Show only lines that include "специализированных".

Raw records
——————————

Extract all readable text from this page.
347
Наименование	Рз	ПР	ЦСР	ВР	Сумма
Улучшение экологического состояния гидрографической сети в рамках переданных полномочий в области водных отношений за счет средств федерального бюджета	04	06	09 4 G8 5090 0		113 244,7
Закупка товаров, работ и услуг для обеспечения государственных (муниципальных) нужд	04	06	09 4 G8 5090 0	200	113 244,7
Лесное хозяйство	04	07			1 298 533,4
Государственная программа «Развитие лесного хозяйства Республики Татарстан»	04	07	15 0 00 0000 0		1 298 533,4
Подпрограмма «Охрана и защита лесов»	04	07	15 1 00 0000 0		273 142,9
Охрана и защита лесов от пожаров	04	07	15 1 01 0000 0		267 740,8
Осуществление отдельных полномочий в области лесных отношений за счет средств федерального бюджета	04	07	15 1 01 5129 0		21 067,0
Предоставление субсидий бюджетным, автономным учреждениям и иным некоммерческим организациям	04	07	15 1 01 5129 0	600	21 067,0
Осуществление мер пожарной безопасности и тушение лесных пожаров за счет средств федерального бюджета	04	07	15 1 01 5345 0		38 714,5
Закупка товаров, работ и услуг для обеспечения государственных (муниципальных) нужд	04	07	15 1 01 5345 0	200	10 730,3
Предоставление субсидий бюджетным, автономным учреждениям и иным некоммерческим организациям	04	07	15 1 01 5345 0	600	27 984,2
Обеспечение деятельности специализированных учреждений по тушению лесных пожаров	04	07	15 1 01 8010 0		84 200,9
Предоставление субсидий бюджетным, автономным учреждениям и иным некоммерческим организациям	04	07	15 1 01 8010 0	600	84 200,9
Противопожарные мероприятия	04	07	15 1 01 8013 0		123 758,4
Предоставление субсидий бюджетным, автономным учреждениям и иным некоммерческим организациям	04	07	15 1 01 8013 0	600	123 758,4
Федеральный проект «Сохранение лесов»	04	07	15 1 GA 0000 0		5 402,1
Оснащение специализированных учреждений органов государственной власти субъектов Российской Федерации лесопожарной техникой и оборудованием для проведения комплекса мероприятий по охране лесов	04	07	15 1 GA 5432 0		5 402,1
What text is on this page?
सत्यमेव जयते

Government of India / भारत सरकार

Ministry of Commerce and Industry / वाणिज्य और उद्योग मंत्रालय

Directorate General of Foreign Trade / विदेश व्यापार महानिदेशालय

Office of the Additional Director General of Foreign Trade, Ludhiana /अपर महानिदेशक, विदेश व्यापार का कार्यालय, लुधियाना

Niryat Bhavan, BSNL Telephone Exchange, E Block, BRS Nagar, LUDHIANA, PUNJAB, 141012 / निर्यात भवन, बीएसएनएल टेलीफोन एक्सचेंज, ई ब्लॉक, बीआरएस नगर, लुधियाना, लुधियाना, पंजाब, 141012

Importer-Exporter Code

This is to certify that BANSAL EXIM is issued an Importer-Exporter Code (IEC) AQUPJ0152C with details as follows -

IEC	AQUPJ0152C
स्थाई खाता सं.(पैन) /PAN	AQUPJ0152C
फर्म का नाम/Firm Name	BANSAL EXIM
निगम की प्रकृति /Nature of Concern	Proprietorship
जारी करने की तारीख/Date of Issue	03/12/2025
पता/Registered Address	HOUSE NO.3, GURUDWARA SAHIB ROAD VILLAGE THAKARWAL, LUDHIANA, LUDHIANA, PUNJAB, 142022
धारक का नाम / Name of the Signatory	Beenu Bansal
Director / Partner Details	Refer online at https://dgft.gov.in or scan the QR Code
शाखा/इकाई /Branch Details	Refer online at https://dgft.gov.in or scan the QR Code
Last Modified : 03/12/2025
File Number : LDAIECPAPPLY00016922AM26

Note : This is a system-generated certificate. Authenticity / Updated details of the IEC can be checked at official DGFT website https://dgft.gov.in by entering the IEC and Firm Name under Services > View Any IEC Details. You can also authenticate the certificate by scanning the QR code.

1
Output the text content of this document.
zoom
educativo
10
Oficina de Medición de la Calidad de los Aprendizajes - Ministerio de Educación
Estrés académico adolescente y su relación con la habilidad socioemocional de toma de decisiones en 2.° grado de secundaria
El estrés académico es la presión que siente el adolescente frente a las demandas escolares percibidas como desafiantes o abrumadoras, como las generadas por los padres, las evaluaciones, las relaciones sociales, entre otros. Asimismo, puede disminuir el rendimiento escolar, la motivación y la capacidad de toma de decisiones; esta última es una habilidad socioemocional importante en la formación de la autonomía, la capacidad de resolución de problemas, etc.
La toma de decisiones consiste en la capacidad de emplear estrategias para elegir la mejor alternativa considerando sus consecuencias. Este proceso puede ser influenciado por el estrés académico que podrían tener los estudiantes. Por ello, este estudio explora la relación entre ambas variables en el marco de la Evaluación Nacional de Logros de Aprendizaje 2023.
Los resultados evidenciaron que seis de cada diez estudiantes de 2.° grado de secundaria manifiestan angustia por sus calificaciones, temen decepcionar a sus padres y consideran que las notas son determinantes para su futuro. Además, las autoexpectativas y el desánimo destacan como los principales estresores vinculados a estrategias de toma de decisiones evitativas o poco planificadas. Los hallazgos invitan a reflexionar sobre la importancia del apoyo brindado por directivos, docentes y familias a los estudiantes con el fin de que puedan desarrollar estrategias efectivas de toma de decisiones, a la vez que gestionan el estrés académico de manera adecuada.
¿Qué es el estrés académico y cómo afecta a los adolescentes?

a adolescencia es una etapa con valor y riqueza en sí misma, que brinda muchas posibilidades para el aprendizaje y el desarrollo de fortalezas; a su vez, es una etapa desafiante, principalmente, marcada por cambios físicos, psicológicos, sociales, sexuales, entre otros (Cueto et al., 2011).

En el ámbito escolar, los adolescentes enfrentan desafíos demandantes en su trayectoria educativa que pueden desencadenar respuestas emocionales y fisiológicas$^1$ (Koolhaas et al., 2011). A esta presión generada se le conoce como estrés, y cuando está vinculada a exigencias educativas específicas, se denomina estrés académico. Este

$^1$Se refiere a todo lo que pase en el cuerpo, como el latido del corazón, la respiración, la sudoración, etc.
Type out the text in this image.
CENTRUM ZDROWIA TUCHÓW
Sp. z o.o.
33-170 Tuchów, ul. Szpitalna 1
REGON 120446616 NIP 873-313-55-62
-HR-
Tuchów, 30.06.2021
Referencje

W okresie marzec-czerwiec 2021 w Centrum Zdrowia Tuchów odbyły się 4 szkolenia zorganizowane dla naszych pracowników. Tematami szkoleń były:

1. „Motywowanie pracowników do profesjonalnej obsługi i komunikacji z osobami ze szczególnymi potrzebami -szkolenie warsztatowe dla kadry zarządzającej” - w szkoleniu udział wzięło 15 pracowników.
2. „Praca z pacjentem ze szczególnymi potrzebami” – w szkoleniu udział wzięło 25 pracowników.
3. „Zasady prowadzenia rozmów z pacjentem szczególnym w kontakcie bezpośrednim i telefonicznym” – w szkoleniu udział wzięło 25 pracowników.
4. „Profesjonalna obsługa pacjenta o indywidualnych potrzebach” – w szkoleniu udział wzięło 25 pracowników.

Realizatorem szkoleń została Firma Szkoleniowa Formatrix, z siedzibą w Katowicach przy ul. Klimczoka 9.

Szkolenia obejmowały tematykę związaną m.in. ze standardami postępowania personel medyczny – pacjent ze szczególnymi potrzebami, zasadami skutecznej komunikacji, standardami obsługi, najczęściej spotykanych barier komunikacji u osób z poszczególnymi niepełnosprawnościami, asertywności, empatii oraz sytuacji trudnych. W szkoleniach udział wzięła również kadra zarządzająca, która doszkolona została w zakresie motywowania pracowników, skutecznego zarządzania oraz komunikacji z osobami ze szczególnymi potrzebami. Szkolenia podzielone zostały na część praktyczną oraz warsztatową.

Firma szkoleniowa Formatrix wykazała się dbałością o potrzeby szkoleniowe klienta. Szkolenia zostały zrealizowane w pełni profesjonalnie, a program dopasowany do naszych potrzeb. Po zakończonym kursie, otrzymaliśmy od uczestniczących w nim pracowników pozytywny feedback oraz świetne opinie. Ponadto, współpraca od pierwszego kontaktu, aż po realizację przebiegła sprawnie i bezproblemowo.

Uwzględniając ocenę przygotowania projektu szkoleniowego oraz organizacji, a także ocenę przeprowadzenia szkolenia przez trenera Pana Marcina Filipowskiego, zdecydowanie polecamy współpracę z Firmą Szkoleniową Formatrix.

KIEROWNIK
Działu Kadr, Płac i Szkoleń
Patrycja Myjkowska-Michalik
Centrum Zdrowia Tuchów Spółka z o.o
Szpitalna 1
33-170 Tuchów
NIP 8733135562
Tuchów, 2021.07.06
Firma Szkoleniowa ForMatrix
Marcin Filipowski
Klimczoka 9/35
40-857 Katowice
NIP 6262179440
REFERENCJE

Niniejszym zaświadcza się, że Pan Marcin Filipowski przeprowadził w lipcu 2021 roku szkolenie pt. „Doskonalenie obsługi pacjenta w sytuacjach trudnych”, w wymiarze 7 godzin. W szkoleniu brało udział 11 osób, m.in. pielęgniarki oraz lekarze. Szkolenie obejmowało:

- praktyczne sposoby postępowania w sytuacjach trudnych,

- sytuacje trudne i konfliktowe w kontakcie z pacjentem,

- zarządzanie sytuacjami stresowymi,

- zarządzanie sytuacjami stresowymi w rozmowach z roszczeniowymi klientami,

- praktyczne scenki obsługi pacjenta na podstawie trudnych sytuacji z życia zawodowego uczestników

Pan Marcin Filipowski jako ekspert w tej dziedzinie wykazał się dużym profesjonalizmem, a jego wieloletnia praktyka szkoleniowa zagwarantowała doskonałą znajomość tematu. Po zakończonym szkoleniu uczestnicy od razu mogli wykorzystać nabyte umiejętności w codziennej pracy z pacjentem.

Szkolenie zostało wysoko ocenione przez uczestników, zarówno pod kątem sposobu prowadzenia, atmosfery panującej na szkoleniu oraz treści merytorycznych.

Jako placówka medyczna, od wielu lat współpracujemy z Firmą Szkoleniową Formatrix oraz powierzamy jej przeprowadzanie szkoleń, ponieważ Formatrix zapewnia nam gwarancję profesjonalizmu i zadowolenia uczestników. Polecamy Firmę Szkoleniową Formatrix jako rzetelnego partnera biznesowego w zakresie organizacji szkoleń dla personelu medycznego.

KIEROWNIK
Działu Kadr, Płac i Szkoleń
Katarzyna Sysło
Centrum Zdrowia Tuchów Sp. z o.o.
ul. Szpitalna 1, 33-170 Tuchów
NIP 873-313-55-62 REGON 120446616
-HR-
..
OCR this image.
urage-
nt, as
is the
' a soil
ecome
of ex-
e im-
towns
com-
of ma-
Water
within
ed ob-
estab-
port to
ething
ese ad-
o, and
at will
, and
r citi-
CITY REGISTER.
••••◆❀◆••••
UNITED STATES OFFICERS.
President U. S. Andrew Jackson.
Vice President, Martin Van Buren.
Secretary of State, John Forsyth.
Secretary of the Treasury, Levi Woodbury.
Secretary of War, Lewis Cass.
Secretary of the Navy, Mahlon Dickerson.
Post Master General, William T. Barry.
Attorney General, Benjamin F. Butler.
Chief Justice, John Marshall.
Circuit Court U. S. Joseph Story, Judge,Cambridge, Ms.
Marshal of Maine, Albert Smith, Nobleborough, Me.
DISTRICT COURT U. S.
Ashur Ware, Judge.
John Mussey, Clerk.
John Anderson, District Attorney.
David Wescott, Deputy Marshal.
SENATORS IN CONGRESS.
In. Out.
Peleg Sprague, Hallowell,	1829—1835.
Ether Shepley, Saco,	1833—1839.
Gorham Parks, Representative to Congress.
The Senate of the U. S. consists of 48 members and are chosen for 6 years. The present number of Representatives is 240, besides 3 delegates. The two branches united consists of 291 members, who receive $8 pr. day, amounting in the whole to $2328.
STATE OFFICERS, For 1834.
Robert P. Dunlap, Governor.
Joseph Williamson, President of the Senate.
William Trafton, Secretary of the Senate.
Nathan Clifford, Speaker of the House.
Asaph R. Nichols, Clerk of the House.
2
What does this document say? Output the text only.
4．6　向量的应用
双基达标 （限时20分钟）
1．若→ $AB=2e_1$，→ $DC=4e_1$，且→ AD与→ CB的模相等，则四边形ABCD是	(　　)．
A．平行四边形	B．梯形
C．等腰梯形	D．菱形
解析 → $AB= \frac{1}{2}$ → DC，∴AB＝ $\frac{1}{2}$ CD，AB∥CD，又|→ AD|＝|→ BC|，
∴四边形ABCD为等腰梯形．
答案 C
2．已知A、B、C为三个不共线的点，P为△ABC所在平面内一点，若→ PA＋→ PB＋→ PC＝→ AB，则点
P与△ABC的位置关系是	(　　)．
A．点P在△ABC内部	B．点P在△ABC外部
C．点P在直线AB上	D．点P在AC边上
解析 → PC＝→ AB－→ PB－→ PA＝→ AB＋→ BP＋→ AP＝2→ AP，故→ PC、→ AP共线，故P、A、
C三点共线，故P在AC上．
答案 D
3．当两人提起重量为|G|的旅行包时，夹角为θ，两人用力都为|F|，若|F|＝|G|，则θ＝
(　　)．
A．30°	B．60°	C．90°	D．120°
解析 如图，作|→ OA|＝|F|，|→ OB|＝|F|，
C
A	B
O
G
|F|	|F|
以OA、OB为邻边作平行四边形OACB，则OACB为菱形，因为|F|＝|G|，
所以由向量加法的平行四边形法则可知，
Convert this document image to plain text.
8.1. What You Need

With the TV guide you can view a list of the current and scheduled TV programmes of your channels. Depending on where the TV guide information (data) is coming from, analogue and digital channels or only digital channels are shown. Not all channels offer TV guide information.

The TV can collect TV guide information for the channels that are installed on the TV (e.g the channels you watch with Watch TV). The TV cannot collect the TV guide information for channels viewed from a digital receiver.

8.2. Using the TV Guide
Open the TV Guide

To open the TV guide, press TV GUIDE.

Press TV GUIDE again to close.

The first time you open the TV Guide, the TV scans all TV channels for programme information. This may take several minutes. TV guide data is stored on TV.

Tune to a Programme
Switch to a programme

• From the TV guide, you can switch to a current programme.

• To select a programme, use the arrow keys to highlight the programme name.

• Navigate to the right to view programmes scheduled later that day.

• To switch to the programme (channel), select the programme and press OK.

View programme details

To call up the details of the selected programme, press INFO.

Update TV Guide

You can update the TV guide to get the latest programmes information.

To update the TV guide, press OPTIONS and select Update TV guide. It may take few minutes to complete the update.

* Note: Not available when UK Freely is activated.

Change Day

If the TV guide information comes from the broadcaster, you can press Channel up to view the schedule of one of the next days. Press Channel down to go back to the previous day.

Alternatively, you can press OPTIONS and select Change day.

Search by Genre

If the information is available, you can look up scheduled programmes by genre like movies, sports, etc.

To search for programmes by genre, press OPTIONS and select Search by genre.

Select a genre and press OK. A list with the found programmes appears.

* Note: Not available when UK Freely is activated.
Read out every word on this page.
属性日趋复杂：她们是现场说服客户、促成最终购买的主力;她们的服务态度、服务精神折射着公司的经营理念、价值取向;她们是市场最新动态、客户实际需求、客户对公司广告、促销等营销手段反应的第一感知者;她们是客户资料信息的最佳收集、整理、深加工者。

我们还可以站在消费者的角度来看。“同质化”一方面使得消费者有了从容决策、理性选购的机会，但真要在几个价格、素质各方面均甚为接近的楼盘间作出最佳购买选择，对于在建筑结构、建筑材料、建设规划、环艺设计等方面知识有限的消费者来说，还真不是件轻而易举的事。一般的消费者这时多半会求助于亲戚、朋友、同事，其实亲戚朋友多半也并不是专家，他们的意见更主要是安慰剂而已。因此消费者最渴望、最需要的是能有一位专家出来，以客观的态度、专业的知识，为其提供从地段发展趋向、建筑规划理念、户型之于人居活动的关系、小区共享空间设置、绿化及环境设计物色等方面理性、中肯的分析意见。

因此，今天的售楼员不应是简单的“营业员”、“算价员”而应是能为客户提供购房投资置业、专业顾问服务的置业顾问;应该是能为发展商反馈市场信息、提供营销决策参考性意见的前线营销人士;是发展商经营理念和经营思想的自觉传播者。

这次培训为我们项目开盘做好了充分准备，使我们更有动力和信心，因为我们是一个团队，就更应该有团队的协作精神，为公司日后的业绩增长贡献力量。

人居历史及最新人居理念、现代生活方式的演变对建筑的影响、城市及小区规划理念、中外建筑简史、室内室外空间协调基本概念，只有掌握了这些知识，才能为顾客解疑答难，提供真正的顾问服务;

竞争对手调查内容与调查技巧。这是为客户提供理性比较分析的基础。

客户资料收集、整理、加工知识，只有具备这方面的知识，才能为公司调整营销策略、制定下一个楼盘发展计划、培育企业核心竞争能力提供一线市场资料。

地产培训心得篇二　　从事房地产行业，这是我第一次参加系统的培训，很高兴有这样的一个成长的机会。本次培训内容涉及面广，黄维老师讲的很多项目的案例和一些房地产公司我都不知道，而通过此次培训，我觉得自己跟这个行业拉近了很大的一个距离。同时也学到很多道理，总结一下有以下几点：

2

——————————

> TASK ANSWER:
Обеспечение деятельности специализированных учреждений по тушению лесных пожаров	04	07	15 1 01 8010 0		84 200,9
Оснащение специализированных учреждений органов государственной власти субъектов Российской Федерации лесопожарной техникой и оборудованием для проведения комплекса мероприятий по охране лесов	04	07	15 1 GA 5432 0		5 402,1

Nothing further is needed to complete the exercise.